start ROWS
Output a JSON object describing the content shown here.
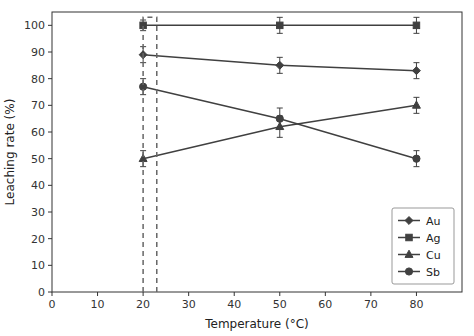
{
  "chart_data": {
    "type": "line",
    "xlabel": "Temperature (°C)",
    "ylabel": "Leaching rate (%)",
    "xlim": [
      0,
      90
    ],
    "ylim": [
      0,
      105
    ],
    "xticks": [
      0,
      10,
      20,
      30,
      40,
      50,
      60,
      70,
      80
    ],
    "yticks": [
      0,
      10,
      20,
      30,
      40,
      50,
      60,
      70,
      80,
      90,
      100
    ],
    "grid": false,
    "legend": "lower right",
    "color": "#404040",
    "series": [
      {
        "name": "Au",
        "x": [
          20,
          50,
          80
        ],
        "values": [
          89,
          85,
          83
        ],
        "errors": [
          3,
          3,
          3
        ],
        "marker": "diamond",
        "line_style": "solid"
      },
      {
        "name": "Ag",
        "x": [
          20,
          50,
          80
        ],
        "values": [
          100,
          100,
          100
        ],
        "errors": [
          2,
          3,
          3
        ],
        "marker": "square",
        "line_style": "solid"
      },
      {
        "name": "Cu",
        "x": [
          20,
          50,
          80
        ],
        "values": [
          50,
          62,
          70
        ],
        "errors": [
          3,
          4,
          3
        ],
        "marker": "triangle",
        "line_style": "solid"
      },
      {
        "name": "Sb",
        "x": [
          20,
          50,
          80
        ],
        "values": [
          77,
          65,
          50
        ],
        "errors": [
          3,
          4,
          3
        ],
        "marker": "circle",
        "line_style": "solid"
      },
      {
        "type": "line",
        "x": [
          20,
          20,
          23,
          23
        ],
        "values": [
          0,
          103,
          103,
          0
        ],
        "line_style": "dashed",
        "color": "#666666"
      }
    ]
  }
}
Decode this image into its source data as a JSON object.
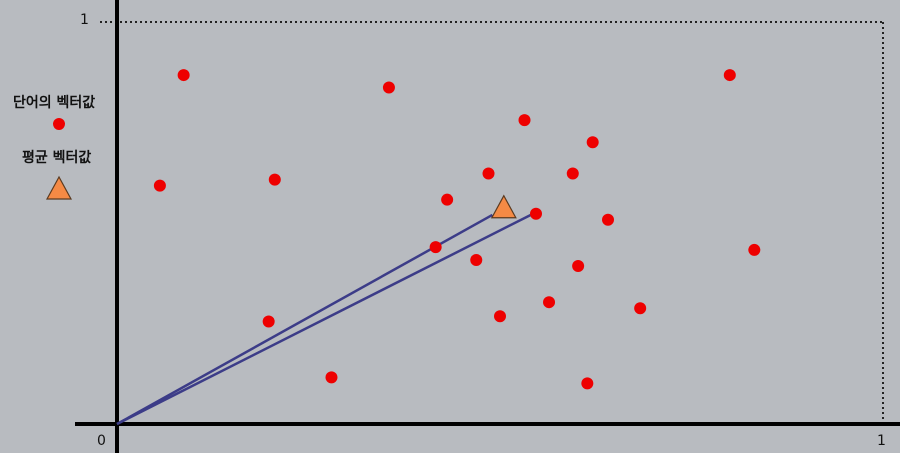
{
  "axis": {
    "x_origin_label": "0",
    "x_max_label": "1",
    "y_max_label": "1"
  },
  "legend": {
    "word_vector_label": "단어의 벡터값",
    "average_vector_label": "평균 벡터값"
  },
  "colors": {
    "background": "#b8bbc0",
    "point": "#ee0000",
    "triangle_fill": "#f58a45",
    "triangle_stroke": "#5a3a20",
    "vector_line": "#3c3c88",
    "axis": "#000000"
  },
  "chart_data": {
    "type": "scatter",
    "xlim": [
      0,
      1
    ],
    "ylim": [
      0,
      1
    ],
    "word_vectors": [
      {
        "x": 0.087,
        "y": 0.868
      },
      {
        "x": 0.355,
        "y": 0.837
      },
      {
        "x": 0.8,
        "y": 0.868
      },
      {
        "x": 0.532,
        "y": 0.756
      },
      {
        "x": 0.621,
        "y": 0.701
      },
      {
        "x": 0.056,
        "y": 0.593
      },
      {
        "x": 0.206,
        "y": 0.608
      },
      {
        "x": 0.485,
        "y": 0.623
      },
      {
        "x": 0.595,
        "y": 0.623
      },
      {
        "x": 0.431,
        "y": 0.558
      },
      {
        "x": 0.547,
        "y": 0.523
      },
      {
        "x": 0.641,
        "y": 0.508
      },
      {
        "x": 0.416,
        "y": 0.44
      },
      {
        "x": 0.469,
        "y": 0.408
      },
      {
        "x": 0.602,
        "y": 0.393
      },
      {
        "x": 0.832,
        "y": 0.433
      },
      {
        "x": 0.564,
        "y": 0.303
      },
      {
        "x": 0.5,
        "y": 0.268
      },
      {
        "x": 0.683,
        "y": 0.288
      },
      {
        "x": 0.198,
        "y": 0.255
      },
      {
        "x": 0.28,
        "y": 0.116
      },
      {
        "x": 0.614,
        "y": 0.101
      }
    ],
    "average_vector": {
      "x": 0.505,
      "y": 0.538
    },
    "vector_lines": [
      {
        "from": [
          0,
          0
        ],
        "to": [
          0.49,
          0.52
        ]
      },
      {
        "from": [
          0,
          0
        ],
        "to": [
          0.54,
          0.52
        ]
      }
    ]
  }
}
end ROWS
## OBJECTIVE:
Give back every line exactly as it stands, pictures excluded.

## FULL RESPONSE:
Output a JSON object describing the content shown here.
{
  "chart_data": {
    "type": "line",
    "xlabel": "Temperature (°C)",
    "ylabel": "Leaching rate (%)",
    "xlim": [
      0,
      90
    ],
    "ylim": [
      0,
      105
    ],
    "xticks": [
      0,
      10,
      20,
      30,
      40,
      50,
      60,
      70,
      80
    ],
    "yticks": [
      0,
      10,
      20,
      30,
      40,
      50,
      60,
      70,
      80,
      90,
      100
    ],
    "grid": false,
    "legend": "lower right",
    "color": "#404040",
    "series": [
      {
        "name": "Au",
        "x": [
          20,
          50,
          80
        ],
        "values": [
          89,
          85,
          83
        ],
        "errors": [
          3,
          3,
          3
        ],
        "marker": "diamond",
        "line_style": "solid"
      },
      {
        "name": "Ag",
        "x": [
          20,
          50,
          80
        ],
        "values": [
          100,
          100,
          100
        ],
        "errors": [
          2,
          3,
          3
        ],
        "marker": "square",
        "line_style": "solid"
      },
      {
        "name": "Cu",
        "x": [
          20,
          50,
          80
        ],
        "values": [
          50,
          62,
          70
        ],
        "errors": [
          3,
          4,
          3
        ],
        "marker": "triangle",
        "line_style": "solid"
      },
      {
        "name": "Sb",
        "x": [
          20,
          50,
          80
        ],
        "values": [
          77,
          65,
          50
        ],
        "errors": [
          3,
          4,
          3
        ],
        "marker": "circle",
        "line_style": "solid"
      },
      {
        "type": "line",
        "x": [
          20,
          20,
          23,
          23
        ],
        "values": [
          0,
          103,
          103,
          0
        ],
        "line_style": "dashed",
        "color": "#666666"
      }
    ]
  }
}
Decode this image into its source data as a JSON object.
{
  "axis": {
    "x_origin_label": "0",
    "x_max_label": "1",
    "y_max_label": "1"
  },
  "legend": {
    "word_vector_label": "단어의 벡터값",
    "average_vector_label": "평균 벡터값"
  },
  "colors": {
    "background": "#b8bbc0",
    "point": "#ee0000",
    "triangle_fill": "#f58a45",
    "triangle_stroke": "#5a3a20",
    "vector_line": "#3c3c88",
    "axis": "#000000"
  },
  "chart_data": {
    "type": "scatter",
    "xlim": [
      0,
      1
    ],
    "ylim": [
      0,
      1
    ],
    "word_vectors": [
      {
        "x": 0.087,
        "y": 0.868
      },
      {
        "x": 0.355,
        "y": 0.837
      },
      {
        "x": 0.8,
        "y": 0.868
      },
      {
        "x": 0.532,
        "y": 0.756
      },
      {
        "x": 0.621,
        "y": 0.701
      },
      {
        "x": 0.056,
        "y": 0.593
      },
      {
        "x": 0.206,
        "y": 0.608
      },
      {
        "x": 0.485,
        "y": 0.623
      },
      {
        "x": 0.595,
        "y": 0.623
      },
      {
        "x": 0.431,
        "y": 0.558
      },
      {
        "x": 0.547,
        "y": 0.523
      },
      {
        "x": 0.641,
        "y": 0.508
      },
      {
        "x": 0.416,
        "y": 0.44
      },
      {
        "x": 0.469,
        "y": 0.408
      },
      {
        "x": 0.602,
        "y": 0.393
      },
      {
        "x": 0.832,
        "y": 0.433
      },
      {
        "x": 0.564,
        "y": 0.303
      },
      {
        "x": 0.5,
        "y": 0.268
      },
      {
        "x": 0.683,
        "y": 0.288
      },
      {
        "x": 0.198,
        "y": 0.255
      },
      {
        "x": 0.28,
        "y": 0.116
      },
      {
        "x": 0.614,
        "y": 0.101
      }
    ],
    "average_vector": {
      "x": 0.505,
      "y": 0.538
    },
    "vector_lines": [
      {
        "from": [
          0,
          0
        ],
        "to": [
          0.49,
          0.52
        ]
      },
      {
        "from": [
          0,
          0
        ],
        "to": [
          0.54,
          0.52
        ]
      }
    ]
  }
}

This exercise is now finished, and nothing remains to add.